=== EXERCISE GOAL ===
Below are entries. Pull out all lines containing "pied".

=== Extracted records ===
================================

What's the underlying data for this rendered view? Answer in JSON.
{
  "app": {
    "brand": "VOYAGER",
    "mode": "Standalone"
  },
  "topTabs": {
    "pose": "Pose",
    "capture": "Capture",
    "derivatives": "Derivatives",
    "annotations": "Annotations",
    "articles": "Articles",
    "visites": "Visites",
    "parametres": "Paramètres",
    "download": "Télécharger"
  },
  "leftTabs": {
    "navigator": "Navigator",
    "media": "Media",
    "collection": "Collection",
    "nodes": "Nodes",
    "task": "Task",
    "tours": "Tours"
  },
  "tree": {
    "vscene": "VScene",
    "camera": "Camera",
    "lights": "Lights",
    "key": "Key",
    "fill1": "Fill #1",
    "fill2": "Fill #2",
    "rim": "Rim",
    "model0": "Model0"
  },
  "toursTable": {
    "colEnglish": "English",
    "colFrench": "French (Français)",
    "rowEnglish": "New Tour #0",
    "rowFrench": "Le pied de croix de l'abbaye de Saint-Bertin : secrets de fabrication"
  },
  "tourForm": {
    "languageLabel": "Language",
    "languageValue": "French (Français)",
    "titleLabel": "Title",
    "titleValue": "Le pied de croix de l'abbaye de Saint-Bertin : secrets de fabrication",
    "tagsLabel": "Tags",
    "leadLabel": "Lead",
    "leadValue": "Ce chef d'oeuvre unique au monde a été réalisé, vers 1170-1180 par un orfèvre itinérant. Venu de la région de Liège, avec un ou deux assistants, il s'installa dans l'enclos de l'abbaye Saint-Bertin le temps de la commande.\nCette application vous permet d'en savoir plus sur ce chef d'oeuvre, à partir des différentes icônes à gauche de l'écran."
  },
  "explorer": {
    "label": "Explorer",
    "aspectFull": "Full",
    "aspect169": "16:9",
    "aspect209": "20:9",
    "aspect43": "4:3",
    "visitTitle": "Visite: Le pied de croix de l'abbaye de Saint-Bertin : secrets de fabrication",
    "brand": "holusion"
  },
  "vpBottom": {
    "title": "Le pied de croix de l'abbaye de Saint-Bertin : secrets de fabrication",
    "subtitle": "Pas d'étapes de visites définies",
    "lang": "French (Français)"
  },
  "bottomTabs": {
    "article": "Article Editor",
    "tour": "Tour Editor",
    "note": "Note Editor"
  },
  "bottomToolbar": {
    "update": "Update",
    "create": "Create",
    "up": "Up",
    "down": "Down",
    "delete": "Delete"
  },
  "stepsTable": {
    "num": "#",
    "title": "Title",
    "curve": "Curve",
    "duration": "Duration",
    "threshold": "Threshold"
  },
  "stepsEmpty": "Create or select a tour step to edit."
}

================================

=== WRITTEN RESPONSE ===
    "rowFrench": "Le pied de croix de l'abbaye de Saint-Bertin : secrets de fabrication"
    "titleValue": "Le pied de croix de l'abbaye de Saint-Bertin : secrets de fabrication",
    "visitTitle": "Visite: Le pied de croix de l'abbaye de Saint-Bertin : secrets de fabrication",
    "title": "Le pied de croix de l'abbaye de Saint-Bertin : secrets de fabrication",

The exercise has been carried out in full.